Set problem
Count the lines of the records below that contain the string "close". Give only the number.

Record set

□ □ □ □

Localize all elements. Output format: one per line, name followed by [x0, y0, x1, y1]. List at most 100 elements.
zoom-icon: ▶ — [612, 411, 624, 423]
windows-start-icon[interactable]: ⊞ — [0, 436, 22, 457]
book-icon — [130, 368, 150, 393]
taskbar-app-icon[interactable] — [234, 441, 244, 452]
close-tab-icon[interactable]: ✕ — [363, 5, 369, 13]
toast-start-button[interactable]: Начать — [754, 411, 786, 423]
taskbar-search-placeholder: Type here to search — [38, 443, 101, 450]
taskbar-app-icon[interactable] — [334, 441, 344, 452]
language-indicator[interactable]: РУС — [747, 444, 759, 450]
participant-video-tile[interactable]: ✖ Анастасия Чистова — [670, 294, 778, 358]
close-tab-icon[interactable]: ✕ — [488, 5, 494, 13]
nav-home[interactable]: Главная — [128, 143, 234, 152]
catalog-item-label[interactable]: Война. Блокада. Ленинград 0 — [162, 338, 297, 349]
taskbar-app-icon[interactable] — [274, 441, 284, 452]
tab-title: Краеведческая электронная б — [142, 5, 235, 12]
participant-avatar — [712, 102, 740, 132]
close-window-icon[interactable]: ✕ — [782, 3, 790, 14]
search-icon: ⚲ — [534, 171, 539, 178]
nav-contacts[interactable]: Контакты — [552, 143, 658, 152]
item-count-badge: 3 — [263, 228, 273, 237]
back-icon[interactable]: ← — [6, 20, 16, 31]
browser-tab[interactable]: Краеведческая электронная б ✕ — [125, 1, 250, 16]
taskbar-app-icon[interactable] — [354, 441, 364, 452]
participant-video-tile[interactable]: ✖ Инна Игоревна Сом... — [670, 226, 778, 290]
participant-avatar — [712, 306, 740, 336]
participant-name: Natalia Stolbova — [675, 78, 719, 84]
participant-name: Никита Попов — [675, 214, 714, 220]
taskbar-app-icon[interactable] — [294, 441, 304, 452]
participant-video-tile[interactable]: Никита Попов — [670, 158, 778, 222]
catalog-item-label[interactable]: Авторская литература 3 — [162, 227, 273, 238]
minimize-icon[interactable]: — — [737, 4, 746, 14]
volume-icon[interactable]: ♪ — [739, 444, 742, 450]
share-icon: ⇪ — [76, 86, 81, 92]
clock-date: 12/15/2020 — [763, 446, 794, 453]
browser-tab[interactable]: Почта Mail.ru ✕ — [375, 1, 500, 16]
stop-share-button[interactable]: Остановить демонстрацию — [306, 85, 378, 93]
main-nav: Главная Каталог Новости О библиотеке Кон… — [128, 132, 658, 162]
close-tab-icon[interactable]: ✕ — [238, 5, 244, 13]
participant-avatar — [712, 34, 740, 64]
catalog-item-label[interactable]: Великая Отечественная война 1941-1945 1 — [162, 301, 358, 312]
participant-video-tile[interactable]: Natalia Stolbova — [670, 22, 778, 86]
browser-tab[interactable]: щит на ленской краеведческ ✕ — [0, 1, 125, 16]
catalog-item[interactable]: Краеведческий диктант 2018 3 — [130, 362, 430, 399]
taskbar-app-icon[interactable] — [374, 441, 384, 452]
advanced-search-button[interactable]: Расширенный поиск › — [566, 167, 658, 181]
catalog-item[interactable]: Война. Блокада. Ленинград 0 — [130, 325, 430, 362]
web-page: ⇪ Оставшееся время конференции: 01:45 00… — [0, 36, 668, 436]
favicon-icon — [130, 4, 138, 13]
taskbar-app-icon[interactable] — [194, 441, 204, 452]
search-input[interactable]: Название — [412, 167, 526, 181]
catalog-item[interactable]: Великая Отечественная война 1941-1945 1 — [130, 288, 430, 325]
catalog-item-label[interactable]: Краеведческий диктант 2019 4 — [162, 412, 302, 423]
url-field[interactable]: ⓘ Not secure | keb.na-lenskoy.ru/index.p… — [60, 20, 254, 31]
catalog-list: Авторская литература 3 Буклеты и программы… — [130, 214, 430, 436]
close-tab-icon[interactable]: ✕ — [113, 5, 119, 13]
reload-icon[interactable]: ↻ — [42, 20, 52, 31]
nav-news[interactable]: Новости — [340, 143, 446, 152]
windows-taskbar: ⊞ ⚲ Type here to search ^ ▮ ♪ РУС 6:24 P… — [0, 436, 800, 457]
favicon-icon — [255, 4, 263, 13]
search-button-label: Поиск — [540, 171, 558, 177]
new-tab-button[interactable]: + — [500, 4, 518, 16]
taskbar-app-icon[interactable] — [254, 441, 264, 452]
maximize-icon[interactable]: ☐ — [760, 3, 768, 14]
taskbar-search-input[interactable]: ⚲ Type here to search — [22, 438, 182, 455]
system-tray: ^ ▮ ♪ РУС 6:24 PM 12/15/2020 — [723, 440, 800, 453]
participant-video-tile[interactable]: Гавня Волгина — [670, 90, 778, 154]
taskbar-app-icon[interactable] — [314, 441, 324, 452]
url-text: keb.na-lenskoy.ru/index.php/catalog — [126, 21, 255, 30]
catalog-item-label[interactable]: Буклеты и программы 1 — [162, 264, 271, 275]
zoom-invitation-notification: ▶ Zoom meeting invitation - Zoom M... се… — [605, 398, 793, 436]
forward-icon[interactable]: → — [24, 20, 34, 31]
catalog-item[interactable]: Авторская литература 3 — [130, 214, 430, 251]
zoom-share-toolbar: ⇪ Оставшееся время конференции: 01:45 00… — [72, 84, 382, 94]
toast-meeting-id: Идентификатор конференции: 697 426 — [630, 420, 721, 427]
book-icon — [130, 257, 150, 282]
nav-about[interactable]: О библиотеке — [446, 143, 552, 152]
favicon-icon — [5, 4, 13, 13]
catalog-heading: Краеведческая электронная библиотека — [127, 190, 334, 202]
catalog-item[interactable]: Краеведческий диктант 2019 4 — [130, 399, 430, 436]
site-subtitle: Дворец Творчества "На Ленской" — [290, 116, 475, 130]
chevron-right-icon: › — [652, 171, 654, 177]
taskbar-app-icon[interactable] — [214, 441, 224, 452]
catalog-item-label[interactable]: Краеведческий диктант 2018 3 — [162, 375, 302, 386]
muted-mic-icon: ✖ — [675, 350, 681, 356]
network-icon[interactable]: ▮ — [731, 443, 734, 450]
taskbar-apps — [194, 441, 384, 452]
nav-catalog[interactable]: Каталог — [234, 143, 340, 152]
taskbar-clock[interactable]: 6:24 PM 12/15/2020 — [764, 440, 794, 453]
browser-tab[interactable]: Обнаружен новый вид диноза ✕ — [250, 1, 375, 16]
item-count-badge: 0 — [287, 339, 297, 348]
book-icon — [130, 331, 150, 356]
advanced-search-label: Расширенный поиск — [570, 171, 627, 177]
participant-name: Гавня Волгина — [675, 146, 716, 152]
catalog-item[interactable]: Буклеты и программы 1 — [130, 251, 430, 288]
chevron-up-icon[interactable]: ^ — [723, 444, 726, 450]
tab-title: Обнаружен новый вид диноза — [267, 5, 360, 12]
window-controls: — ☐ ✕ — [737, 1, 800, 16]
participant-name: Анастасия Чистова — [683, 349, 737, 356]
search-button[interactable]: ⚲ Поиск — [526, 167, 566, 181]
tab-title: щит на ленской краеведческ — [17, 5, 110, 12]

□ □ □ □

Result of this exercise
5